§ **What to work on**
Find the string "table" in the data, then copy every line where it is found.

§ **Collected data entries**
************
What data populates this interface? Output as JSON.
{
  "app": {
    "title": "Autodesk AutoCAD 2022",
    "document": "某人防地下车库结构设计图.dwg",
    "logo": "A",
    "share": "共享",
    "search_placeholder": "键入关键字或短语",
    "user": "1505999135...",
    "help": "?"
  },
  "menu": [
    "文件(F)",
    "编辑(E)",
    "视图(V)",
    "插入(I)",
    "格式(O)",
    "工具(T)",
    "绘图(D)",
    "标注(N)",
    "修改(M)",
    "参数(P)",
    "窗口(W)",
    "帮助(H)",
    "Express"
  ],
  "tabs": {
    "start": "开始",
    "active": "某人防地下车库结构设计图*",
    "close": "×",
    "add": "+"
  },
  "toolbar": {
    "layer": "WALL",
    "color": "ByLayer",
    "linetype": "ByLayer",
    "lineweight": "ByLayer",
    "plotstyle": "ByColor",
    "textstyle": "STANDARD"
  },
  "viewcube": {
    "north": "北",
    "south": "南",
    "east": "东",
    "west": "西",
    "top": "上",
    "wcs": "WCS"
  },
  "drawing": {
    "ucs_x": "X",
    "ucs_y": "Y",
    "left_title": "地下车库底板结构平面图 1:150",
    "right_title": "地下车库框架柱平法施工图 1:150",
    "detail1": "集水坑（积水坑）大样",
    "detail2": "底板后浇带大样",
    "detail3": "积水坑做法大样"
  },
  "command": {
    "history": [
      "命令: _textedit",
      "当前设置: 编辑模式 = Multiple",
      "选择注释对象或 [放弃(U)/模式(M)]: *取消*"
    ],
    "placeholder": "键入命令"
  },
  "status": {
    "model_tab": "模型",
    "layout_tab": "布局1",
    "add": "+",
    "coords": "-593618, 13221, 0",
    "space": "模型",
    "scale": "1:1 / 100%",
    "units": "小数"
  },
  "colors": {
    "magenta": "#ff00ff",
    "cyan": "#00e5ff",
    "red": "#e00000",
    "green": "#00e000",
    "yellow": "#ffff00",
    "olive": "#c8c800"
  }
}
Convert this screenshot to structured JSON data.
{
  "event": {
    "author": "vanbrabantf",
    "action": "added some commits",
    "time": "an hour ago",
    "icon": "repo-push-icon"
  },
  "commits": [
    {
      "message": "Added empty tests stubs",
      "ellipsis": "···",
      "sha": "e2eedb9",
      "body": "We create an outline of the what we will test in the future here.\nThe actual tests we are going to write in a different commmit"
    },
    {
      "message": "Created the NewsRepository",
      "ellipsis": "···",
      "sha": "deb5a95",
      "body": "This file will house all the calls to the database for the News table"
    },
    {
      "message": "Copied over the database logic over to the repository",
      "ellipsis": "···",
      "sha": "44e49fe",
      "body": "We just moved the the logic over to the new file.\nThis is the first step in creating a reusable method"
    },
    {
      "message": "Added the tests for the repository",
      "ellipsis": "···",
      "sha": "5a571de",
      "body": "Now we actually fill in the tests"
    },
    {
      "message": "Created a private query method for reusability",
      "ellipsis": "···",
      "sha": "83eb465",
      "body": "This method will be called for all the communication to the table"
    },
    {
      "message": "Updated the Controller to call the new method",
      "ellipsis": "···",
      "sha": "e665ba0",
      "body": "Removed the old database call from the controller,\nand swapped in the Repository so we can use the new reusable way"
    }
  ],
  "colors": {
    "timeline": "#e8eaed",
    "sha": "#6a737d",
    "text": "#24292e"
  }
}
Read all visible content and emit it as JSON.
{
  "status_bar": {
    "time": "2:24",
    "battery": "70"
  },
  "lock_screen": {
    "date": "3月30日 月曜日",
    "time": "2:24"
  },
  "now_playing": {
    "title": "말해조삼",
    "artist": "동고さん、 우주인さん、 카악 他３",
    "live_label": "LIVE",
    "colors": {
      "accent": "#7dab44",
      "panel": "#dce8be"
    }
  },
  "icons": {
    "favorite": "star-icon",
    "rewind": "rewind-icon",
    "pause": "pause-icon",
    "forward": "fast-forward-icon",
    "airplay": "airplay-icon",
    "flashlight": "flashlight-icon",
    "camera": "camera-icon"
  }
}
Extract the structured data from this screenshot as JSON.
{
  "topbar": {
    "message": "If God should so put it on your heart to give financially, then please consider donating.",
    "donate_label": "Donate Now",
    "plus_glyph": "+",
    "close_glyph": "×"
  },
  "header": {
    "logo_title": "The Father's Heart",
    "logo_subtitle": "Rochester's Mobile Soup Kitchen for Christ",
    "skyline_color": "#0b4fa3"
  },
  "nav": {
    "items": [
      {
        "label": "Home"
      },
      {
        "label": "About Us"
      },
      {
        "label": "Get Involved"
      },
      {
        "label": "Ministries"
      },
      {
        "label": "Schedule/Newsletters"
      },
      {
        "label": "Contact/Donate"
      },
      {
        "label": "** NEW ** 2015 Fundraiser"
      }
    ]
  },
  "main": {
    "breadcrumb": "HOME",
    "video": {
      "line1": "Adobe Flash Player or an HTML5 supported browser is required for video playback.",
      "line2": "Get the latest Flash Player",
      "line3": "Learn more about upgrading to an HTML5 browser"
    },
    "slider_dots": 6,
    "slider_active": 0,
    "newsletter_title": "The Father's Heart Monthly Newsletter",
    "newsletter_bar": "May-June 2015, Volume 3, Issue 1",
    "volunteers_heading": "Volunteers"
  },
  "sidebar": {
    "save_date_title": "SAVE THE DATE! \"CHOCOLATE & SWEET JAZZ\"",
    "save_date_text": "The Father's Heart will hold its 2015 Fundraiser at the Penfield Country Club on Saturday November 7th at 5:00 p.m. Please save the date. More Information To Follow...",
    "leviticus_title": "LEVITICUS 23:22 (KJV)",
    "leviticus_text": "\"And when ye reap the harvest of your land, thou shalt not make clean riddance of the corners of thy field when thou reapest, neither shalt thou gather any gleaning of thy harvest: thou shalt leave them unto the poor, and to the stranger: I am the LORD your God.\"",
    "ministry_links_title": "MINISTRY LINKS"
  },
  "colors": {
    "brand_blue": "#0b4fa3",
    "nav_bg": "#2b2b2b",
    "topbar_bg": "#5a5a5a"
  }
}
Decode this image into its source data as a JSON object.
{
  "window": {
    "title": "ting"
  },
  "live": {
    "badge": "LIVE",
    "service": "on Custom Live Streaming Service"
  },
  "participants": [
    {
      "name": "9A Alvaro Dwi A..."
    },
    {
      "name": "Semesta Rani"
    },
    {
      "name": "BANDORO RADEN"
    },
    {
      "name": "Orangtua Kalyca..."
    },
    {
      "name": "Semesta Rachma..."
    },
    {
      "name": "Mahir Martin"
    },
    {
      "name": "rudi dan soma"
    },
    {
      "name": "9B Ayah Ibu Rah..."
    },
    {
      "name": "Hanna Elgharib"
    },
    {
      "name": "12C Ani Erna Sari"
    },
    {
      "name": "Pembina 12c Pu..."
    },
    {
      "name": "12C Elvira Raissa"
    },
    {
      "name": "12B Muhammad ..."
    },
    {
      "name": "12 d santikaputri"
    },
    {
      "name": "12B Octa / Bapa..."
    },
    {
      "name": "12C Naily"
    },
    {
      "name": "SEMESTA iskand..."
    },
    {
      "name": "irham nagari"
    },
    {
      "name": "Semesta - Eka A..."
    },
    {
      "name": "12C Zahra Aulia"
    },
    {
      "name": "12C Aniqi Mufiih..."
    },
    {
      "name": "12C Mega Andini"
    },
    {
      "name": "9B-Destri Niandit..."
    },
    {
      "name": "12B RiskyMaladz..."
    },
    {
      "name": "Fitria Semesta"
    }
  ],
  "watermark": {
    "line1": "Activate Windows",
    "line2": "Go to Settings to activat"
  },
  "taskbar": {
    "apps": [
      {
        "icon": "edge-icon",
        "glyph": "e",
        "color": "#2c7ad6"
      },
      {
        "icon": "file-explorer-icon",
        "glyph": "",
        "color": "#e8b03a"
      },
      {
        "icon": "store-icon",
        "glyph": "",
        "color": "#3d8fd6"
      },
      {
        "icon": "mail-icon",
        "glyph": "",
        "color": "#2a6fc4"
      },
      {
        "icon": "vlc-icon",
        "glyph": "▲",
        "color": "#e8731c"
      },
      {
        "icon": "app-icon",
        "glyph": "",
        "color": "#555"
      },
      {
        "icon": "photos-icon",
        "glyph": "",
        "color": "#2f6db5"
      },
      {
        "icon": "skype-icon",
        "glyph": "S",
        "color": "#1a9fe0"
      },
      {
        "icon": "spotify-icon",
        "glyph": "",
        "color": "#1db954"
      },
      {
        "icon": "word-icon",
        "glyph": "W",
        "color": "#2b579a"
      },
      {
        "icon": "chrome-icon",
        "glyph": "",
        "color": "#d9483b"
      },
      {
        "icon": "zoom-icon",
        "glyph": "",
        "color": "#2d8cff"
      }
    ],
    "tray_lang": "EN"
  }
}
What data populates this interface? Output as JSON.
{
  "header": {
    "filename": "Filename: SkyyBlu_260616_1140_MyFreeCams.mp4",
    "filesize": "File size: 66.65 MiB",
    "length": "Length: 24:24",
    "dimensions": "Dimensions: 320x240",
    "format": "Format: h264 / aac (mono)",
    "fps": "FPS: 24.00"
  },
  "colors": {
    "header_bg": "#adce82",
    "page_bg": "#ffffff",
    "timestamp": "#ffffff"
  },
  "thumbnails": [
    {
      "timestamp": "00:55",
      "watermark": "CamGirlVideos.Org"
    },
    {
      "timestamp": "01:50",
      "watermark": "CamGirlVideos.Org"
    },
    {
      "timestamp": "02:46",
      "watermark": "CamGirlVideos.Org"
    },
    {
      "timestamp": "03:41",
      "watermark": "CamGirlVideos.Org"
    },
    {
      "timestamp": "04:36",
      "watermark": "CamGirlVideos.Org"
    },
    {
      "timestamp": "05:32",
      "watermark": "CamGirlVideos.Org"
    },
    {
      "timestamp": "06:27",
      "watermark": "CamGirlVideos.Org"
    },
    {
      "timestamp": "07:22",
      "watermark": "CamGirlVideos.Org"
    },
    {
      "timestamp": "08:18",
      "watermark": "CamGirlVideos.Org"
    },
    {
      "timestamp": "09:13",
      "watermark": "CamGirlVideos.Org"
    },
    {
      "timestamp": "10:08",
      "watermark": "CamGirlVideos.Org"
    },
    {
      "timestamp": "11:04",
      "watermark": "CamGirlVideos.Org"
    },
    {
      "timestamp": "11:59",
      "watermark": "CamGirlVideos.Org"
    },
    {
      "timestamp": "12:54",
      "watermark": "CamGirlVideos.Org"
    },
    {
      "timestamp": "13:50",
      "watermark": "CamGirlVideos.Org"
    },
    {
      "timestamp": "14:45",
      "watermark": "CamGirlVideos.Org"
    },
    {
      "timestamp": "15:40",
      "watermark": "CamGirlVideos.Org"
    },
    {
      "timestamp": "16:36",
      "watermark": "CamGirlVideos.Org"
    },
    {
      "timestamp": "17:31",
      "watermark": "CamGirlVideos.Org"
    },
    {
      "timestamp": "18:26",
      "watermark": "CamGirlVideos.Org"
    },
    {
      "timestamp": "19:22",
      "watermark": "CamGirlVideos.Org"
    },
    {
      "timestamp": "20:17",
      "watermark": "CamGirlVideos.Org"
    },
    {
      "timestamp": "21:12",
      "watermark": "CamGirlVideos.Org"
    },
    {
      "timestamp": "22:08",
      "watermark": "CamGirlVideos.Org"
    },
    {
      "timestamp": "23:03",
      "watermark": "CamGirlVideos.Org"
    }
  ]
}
************
§ **Output for this task**
      "body": "This file will house all the calls to the database for the News table"
      "body": "This method will be called for all the communication to the table"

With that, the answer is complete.